Visual layout annotation data
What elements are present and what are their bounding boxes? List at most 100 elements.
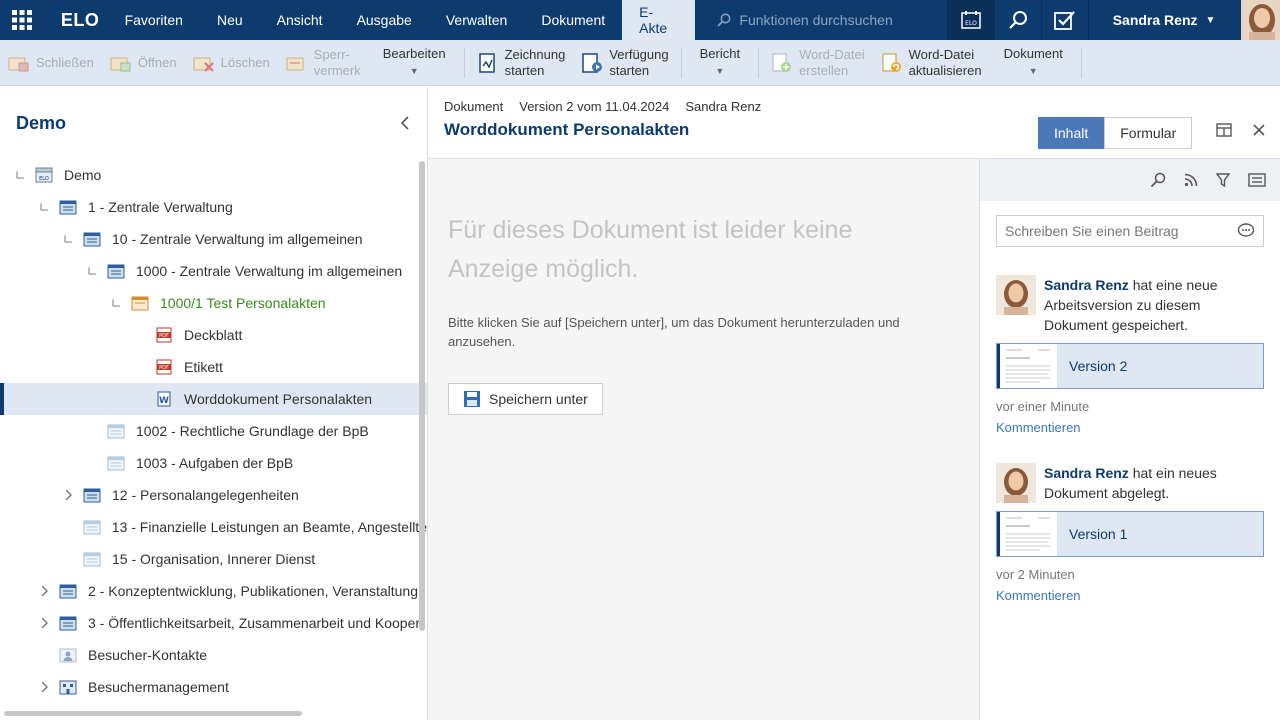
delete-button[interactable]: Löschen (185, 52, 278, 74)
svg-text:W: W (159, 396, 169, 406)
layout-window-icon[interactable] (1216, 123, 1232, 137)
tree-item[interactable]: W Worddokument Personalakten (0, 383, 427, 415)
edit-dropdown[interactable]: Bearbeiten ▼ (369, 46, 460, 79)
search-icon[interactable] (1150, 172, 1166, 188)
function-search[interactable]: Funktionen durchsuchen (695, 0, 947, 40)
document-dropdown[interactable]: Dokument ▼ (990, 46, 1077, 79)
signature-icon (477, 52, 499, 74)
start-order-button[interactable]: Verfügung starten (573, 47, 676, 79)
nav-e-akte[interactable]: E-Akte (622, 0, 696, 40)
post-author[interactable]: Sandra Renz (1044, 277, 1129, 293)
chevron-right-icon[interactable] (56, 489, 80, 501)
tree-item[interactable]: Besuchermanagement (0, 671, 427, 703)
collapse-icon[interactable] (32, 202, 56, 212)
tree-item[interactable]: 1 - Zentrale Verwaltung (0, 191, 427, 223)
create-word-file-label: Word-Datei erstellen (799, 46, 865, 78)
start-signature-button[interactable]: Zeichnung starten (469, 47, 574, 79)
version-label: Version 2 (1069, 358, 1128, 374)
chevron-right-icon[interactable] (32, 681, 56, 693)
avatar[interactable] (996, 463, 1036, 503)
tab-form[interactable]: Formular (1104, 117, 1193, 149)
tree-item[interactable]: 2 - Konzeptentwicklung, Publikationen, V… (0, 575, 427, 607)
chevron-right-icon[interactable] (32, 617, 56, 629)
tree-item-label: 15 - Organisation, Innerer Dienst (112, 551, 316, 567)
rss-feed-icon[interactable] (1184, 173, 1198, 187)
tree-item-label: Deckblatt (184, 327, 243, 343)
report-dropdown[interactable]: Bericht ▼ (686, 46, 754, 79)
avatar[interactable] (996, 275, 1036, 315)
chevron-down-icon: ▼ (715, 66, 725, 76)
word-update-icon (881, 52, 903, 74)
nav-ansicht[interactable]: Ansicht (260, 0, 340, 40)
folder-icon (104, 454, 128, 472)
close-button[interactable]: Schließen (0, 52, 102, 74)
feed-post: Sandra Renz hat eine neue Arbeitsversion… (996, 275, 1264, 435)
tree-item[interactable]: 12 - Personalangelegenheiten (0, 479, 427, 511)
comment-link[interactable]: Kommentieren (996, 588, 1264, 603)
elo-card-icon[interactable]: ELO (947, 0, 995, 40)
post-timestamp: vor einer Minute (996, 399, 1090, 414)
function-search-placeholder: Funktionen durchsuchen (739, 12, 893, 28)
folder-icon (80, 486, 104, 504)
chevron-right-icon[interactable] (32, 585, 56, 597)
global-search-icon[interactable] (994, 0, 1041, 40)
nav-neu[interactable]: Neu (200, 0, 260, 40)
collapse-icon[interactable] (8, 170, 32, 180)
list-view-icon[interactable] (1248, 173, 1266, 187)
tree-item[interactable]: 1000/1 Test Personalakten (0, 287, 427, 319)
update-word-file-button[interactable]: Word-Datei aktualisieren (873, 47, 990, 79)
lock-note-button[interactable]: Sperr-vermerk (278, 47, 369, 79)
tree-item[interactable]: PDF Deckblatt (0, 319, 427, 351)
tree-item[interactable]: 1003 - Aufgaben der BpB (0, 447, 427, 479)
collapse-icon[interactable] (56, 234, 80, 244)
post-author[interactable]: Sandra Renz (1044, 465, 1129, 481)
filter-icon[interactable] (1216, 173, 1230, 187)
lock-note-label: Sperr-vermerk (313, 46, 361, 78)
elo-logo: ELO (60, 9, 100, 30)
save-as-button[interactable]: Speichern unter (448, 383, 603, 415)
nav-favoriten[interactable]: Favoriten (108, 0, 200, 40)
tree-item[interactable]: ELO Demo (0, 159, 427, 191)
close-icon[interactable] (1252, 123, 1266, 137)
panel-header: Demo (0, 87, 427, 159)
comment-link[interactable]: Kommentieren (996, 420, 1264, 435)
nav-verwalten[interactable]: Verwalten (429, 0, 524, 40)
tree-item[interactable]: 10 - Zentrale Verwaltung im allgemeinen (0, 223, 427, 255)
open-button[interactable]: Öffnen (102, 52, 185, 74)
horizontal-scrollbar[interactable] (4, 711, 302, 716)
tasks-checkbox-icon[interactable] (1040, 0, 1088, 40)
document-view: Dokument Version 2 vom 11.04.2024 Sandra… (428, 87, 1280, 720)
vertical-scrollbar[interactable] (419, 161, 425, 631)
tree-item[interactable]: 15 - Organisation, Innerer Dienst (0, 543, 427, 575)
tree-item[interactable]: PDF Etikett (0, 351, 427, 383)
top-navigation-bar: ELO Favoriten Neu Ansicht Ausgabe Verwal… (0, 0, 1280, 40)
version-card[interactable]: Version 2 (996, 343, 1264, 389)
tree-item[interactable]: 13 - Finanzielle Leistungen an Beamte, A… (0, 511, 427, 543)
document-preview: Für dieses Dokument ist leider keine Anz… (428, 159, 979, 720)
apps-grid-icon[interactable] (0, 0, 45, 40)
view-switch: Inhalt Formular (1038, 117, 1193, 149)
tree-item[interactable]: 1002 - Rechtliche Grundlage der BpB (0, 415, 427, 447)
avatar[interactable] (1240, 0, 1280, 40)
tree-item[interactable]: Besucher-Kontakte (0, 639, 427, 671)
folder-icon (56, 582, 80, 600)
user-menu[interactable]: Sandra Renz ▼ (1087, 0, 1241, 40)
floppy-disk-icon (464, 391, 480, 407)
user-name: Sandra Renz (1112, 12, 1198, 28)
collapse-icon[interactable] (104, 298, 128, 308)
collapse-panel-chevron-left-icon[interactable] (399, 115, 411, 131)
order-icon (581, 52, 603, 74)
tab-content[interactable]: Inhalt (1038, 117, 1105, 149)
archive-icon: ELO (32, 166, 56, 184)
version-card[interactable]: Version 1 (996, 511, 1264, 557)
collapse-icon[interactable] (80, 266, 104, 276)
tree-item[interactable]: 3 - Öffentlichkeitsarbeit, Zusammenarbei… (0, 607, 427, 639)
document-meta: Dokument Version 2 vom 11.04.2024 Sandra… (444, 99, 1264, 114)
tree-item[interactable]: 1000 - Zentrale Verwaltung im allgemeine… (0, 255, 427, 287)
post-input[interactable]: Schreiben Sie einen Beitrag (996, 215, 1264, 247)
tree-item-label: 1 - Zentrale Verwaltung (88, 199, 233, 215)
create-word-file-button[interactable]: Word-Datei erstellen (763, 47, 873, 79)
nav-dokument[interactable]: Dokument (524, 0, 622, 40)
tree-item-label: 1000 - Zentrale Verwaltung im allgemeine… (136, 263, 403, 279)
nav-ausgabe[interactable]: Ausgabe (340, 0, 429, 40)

_YOUR OBJECTIVE_:
Reproduce every line of the data above verbatim, omitting the pictures from your output.

_OUTPUT OF THE TASK_:
What elements are present and what are their bounding boxes? List at most 100 elements.
delete-button[interactable]: Löschen (185, 52, 278, 74)
svg-text:W: W (159, 396, 169, 406)
layout-window-icon[interactable] (1216, 123, 1232, 137)
tree-item[interactable]: W Worddokument Personalakten (0, 383, 427, 415)
edit-dropdown[interactable]: Bearbeiten ▼ (369, 46, 460, 79)
search-icon[interactable] (1150, 172, 1166, 188)
function-search[interactable]: Funktionen durchsuchen (695, 0, 947, 40)
document-dropdown[interactable]: Dokument ▼ (990, 46, 1077, 79)
signature-icon (477, 52, 499, 74)
start-order-button[interactable]: Verfügung starten (573, 47, 676, 79)
nav-e-akte[interactable]: E-Akte (622, 0, 696, 40)
post-author[interactable]: Sandra Renz (1044, 277, 1129, 293)
chevron-right-icon[interactable] (56, 489, 80, 501)
tree-item[interactable]: Besuchermanagement (0, 671, 427, 703)
collapse-icon[interactable] (32, 202, 56, 212)
tree-item[interactable]: 1 - Zentrale Verwaltung (0, 191, 427, 223)
create-word-file-label: Word-Datei erstellen (799, 46, 865, 78)
start-signature-button[interactable]: Zeichnung starten (469, 47, 574, 79)
version-label: Version 2 (1069, 358, 1128, 374)
chevron-right-icon[interactable] (32, 681, 56, 693)
avatar[interactable] (996, 463, 1036, 503)
tab-form[interactable]: Formular (1104, 117, 1193, 149)
tree-item[interactable]: 2 - Konzeptentwicklung, Publikationen, V… (0, 575, 427, 607)
chevron-right-icon[interactable] (32, 617, 56, 629)
tree-item-label: 15 - Organisation, Innerer Dienst (112, 551, 316, 567)
rss-feed-icon[interactable] (1184, 173, 1198, 187)
tree-item-label: Deckblatt (184, 327, 243, 343)
report-dropdown[interactable]: Bericht ▼ (686, 46, 754, 79)
avatar[interactable] (996, 275, 1036, 315)
chevron-down-icon: ▼ (715, 66, 725, 76)
word-update-icon (881, 52, 903, 74)
nav-ansicht[interactable]: Ansicht (260, 0, 340, 40)
folder-icon (104, 454, 128, 472)
close-button[interactable]: Schließen (0, 52, 102, 74)
feed-post: Sandra Renz hat eine neue Arbeitsversion… (996, 275, 1264, 435)
tree-item[interactable]: 12 - Personalangelegenheiten (0, 479, 427, 511)
comment-link[interactable]: Kommentieren (996, 588, 1264, 603)
elo-card-icon[interactable]: ELO (947, 0, 995, 40)
post-timestamp: vor einer Minute (996, 399, 1090, 414)
function-search-placeholder: Funktionen durchsuchen (739, 12, 893, 28)
folder-icon (80, 486, 104, 504)
chevron-right-icon[interactable] (32, 585, 56, 597)
global-search-icon[interactable] (994, 0, 1041, 40)
nav-neu[interactable]: Neu (200, 0, 260, 40)
collapse-icon[interactable] (8, 170, 32, 180)
list-view-icon[interactable] (1248, 173, 1266, 187)
tree-item[interactable]: 1000/1 Test Personalakten (0, 287, 427, 319)
update-word-file-button[interactable]: Word-Datei aktualisieren (873, 47, 990, 79)
lock-note-button[interactable]: Sperr-vermerk (278, 47, 369, 79)
tree-item[interactable]: PDF Deckblatt (0, 319, 427, 351)
tree-item[interactable]: 1003 - Aufgaben der BpB (0, 447, 427, 479)
collapse-icon[interactable] (56, 234, 80, 244)
post-author[interactable]: Sandra Renz (1044, 465, 1129, 481)
filter-icon[interactable] (1216, 173, 1230, 187)
lock-note-label: Sperr-vermerk (313, 46, 361, 78)
elo-logo: ELO (60, 9, 100, 30)
save-as-button[interactable]: Speichern unter (448, 383, 603, 415)
nav-favoriten[interactable]: Favoriten (108, 0, 200, 40)
tree-item[interactable]: ELO Demo (0, 159, 427, 191)
close-icon[interactable] (1252, 123, 1266, 137)
panel-header: Demo (0, 87, 427, 159)
comment-link[interactable]: Kommentieren (996, 420, 1264, 435)
nav-verwalten[interactable]: Verwalten (429, 0, 524, 40)
tree-item[interactable]: 10 - Zentrale Verwaltung im allgemeinen (0, 223, 427, 255)
open-button[interactable]: Öffnen (102, 52, 185, 74)
horizontal-scrollbar[interactable] (4, 711, 302, 716)
tasks-checkbox-icon[interactable] (1040, 0, 1088, 40)
document-view: Dokument Version 2 vom 11.04.2024 Sandra… (428, 87, 1280, 720)
vertical-scrollbar[interactable] (419, 161, 425, 631)
tree-item[interactable]: 15 - Organisation, Innerer Dienst (0, 543, 427, 575)
tree-item[interactable]: PDF Etikett (0, 351, 427, 383)
top-navigation-bar: ELO Favoriten Neu Ansicht Ausgabe Verwal… (0, 0, 1280, 40)
version-card[interactable]: Version 2 (996, 343, 1264, 389)
tree-item[interactable]: 13 - Finanzielle Leistungen an Beamte, A… (0, 511, 427, 543)
document-preview: Für dieses Dokument ist leider keine Anz… (428, 159, 979, 720)
apps-grid-icon[interactable] (0, 0, 45, 40)
view-switch: Inhalt Formular (1038, 117, 1193, 149)
tree-item[interactable]: 1002 - Rechtliche Grundlage der BpB (0, 415, 427, 447)
avatar[interactable] (1240, 0, 1280, 40)
tree-item[interactable]: Besucher-Kontakte (0, 639, 427, 671)
folder-icon (56, 582, 80, 600)
user-menu[interactable]: Sandra Renz ▼ (1087, 0, 1241, 40)
floppy-disk-icon (464, 391, 480, 407)
user-name: Sandra Renz (1112, 12, 1198, 28)
collapse-icon[interactable] (104, 298, 128, 308)
collapse-panel-chevron-left-icon[interactable] (399, 115, 411, 131)
order-icon (581, 52, 603, 74)
tab-content[interactable]: Inhalt (1038, 117, 1105, 149)
archive-icon: ELO (32, 166, 56, 184)
version-card[interactable]: Version 1 (996, 511, 1264, 557)
collapse-icon[interactable] (80, 266, 104, 276)
tree-item[interactable]: 3 - Öffentlichkeitsarbeit, Zusammenarbei… (0, 607, 427, 639)
document-meta: Dokument Version 2 vom 11.04.2024 Sandra… (444, 99, 1264, 114)
tree-item[interactable]: 1000 - Zentrale Verwaltung im allgemeine… (0, 255, 427, 287)
post-input[interactable]: Schreiben Sie einen Beitrag (996, 215, 1264, 247)
tree-item-label: 1 - Zentrale Verwaltung (88, 199, 233, 215)
create-word-file-button[interactable]: Word-Datei erstellen (763, 47, 873, 79)
nav-dokument[interactable]: Dokument (524, 0, 622, 40)
tree-item-label: 1000 - Zentrale Verwaltung im allgemeine… (136, 263, 403, 279)
nav-ausgabe[interactable]: Ausgabe (340, 0, 429, 40)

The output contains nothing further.